┌─ Provided entries

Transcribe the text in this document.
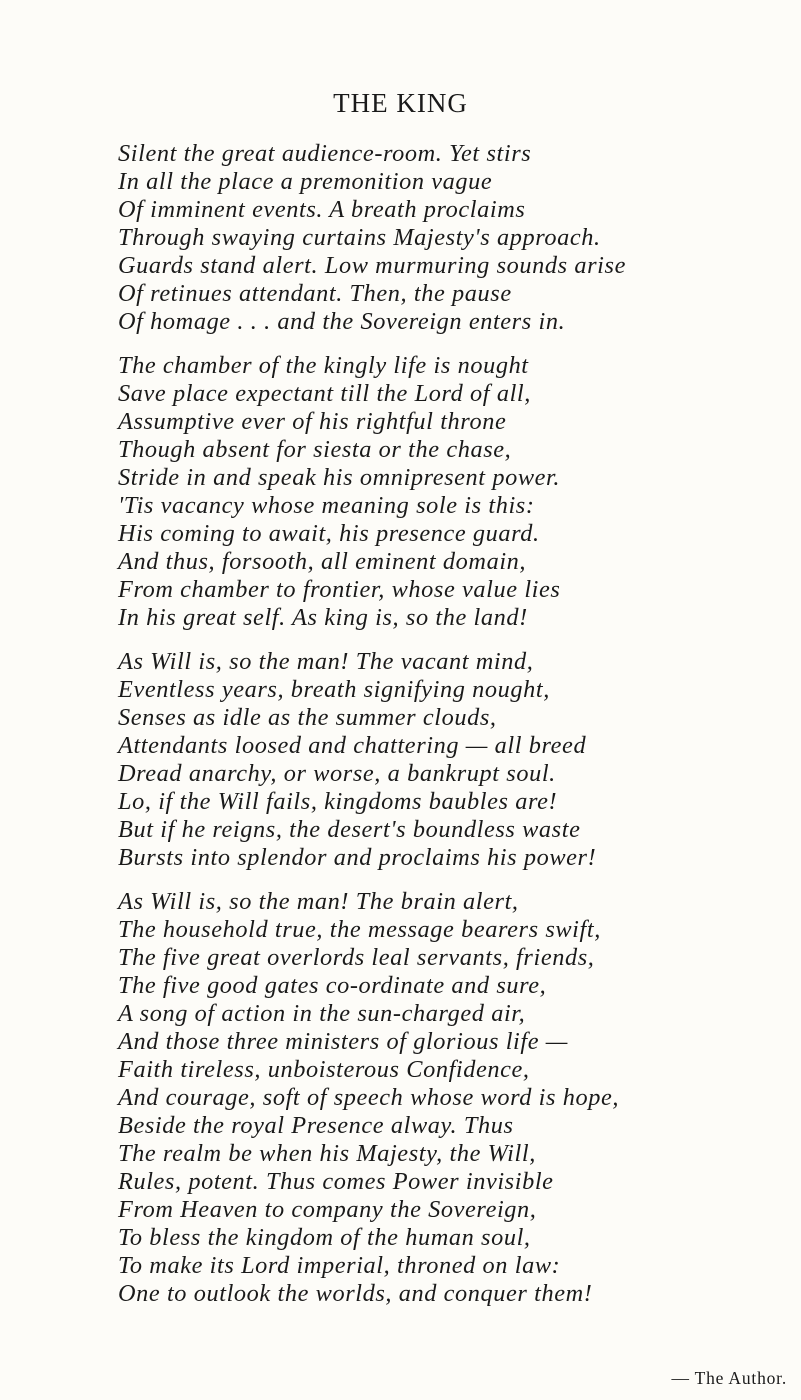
THE KING
Silent the great audience-room. Yet stirs
In all the place a premonition vague
Of imminent events. A breath proclaims
Through swaying curtains Majesty's approach.
Guards stand alert. Low murmuring sounds arise
Of retinues attendant. Then, the pause
Of homage . . . and the Sovereign enters in.
The chamber of the kingly life is nought
Save place expectant till the Lord of all,
Assumptive ever of his rightful throne
Though absent for siesta or the chase,
Stride in and speak his omnipresent power.
'Tis vacancy whose meaning sole is this:
His coming to await, his presence guard.
And thus, forsooth, all eminent domain,
From chamber to frontier, whose value lies
In his great self. As king is, so the land!
As Will is, so the man! The vacant mind,
Eventless years, breath signifying nought,
Senses as idle as the summer clouds,
Attendants loosed and chattering — all breed
Dread anarchy, or worse, a bankrupt soul.
Lo, if the Will fails, kingdoms baubles are!
But if he reigns, the desert's boundless waste
Bursts into splendor and proclaims his power!
As Will is, so the man! The brain alert,
The household true, the message bearers swift,
The five great overlords leal servants, friends,
The five good gates co-ordinate and sure,
A song of action in the sun-charged air,
And those three ministers of glorious life —
Faith tireless, unboisterous Confidence,
And courage, soft of speech whose word is hope,
Beside the royal Presence alway. Thus
The realm be when his Majesty, the Will,
Rules, potent. Thus comes Power invisible
From Heaven to company the Sovereign,
To bless the kingdom of the human soul,
To make its Lord imperial, throned on law:
One to outlook the worlds, and conquer them!
— The Author.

└─

> [What you will do] From the listing, copy every line where the string "proclaims" appears.

> [Response]
Of imminent events. A breath proclaims
Bursts into splendor and proclaims his power!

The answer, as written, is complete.